═══ Materials provided

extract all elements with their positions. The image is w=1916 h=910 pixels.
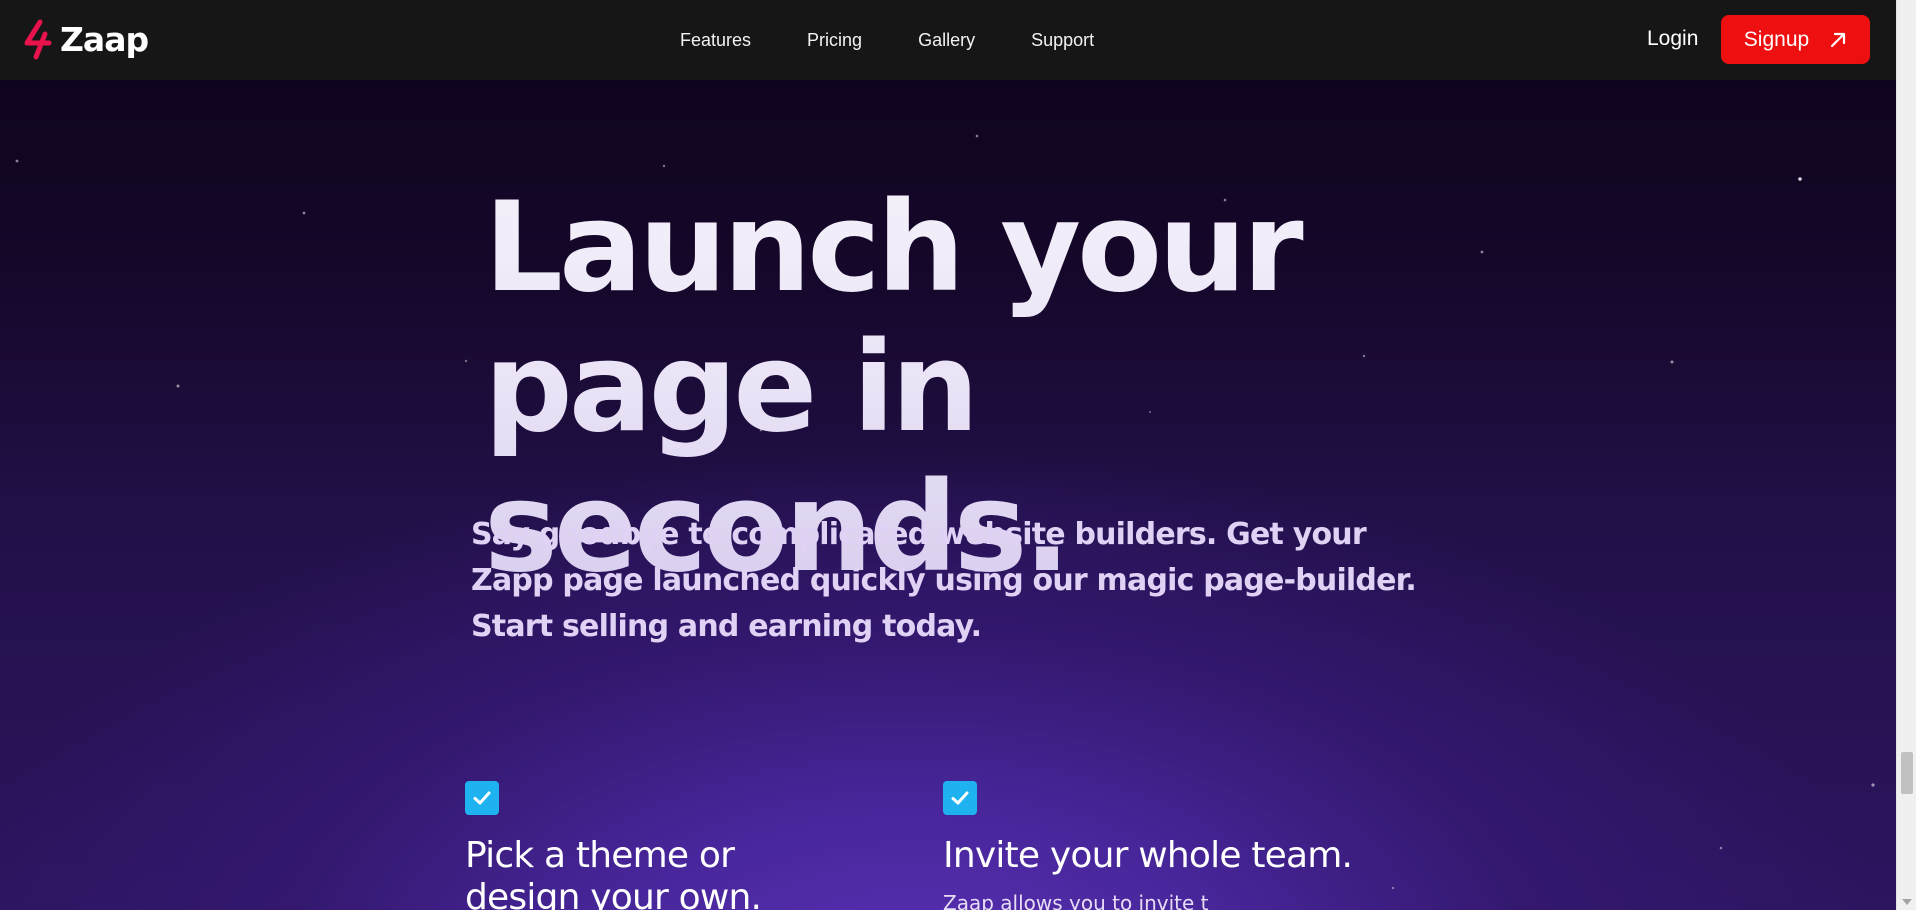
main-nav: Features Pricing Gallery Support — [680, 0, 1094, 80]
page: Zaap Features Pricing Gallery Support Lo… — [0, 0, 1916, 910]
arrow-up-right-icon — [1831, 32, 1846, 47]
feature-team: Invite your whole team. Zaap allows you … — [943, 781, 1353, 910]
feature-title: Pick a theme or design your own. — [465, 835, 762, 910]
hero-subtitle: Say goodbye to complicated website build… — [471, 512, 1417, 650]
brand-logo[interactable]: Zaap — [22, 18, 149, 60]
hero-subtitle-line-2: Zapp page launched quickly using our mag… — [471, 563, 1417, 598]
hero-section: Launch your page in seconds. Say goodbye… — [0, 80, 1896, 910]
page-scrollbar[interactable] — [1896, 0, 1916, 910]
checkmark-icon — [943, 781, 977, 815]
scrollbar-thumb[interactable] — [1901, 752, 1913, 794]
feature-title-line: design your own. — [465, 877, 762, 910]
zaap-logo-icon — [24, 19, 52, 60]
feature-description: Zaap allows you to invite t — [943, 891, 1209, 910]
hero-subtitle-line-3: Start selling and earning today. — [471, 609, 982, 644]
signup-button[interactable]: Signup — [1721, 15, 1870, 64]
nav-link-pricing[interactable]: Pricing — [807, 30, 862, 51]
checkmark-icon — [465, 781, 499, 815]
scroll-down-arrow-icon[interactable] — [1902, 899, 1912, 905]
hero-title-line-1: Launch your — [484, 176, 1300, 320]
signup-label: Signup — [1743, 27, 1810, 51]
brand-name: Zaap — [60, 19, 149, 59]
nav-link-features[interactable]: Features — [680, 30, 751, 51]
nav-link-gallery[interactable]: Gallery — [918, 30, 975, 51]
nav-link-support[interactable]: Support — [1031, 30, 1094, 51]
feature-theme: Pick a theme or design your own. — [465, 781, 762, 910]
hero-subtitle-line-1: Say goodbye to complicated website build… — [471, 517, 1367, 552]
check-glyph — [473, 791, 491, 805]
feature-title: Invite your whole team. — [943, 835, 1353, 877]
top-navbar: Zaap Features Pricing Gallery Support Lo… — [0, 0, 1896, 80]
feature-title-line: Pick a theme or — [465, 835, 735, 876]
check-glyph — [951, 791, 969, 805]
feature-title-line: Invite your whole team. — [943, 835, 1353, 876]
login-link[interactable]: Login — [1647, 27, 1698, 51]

══════

## What needs to be done
Update the rows above by replacing "checkmark-icon" with "check-icon" wherever it occurs and leaving everything else unchanged. Omit the pictures from your answer.

## Result for this task
extract all elements with their positions. The image is w=1916 h=910 pixels.
main-nav: Features Pricing Gallery Support — [680, 0, 1094, 80]
page: Zaap Features Pricing Gallery Support Lo… — [0, 0, 1916, 910]
arrow-up-right-icon — [1831, 32, 1846, 47]
feature-team: Invite your whole team. Zaap allows you … — [943, 781, 1353, 910]
feature-title: Pick a theme or design your own. — [465, 835, 762, 910]
hero-subtitle: Say goodbye to complicated website build… — [471, 512, 1417, 650]
brand-logo[interactable]: Zaap — [22, 18, 149, 60]
hero-subtitle-line-2: Zapp page launched quickly using our mag… — [471, 563, 1417, 598]
hero-section: Launch your page in seconds. Say goodbye… — [0, 80, 1896, 910]
page-scrollbar[interactable] — [1896, 0, 1916, 910]
check-icon — [943, 781, 977, 815]
scrollbar-thumb[interactable] — [1901, 752, 1913, 794]
feature-title-line: design your own. — [465, 877, 762, 910]
zaap-logo-icon — [24, 19, 52, 60]
feature-description: Zaap allows you to invite t — [943, 891, 1209, 910]
hero-subtitle-line-3: Start selling and earning today. — [471, 609, 982, 644]
signup-button[interactable]: Signup — [1721, 15, 1870, 64]
nav-link-pricing[interactable]: Pricing — [807, 30, 862, 51]
check-icon — [465, 781, 499, 815]
scroll-down-arrow-icon[interactable] — [1902, 899, 1912, 905]
hero-title-line-1: Launch your — [484, 176, 1300, 320]
signup-label: Signup — [1743, 27, 1810, 51]
brand-name: Zaap — [60, 19, 149, 59]
nav-link-features[interactable]: Features — [680, 30, 751, 51]
nav-link-gallery[interactable]: Gallery — [918, 30, 975, 51]
nav-link-support[interactable]: Support — [1031, 30, 1094, 51]
feature-theme: Pick a theme or design your own. — [465, 781, 762, 910]
hero-subtitle-line-1: Say goodbye to complicated website build… — [471, 517, 1367, 552]
check-glyph — [473, 791, 491, 805]
feature-title: Invite your whole team. — [943, 835, 1353, 877]
top-navbar: Zaap Features Pricing Gallery Support Lo… — [0, 0, 1896, 80]
feature-title-line: Pick a theme or — [465, 835, 735, 876]
check-glyph — [951, 791, 969, 805]
feature-title-line: Invite your whole team. — [943, 835, 1353, 876]
login-link[interactable]: Login — [1647, 27, 1698, 51]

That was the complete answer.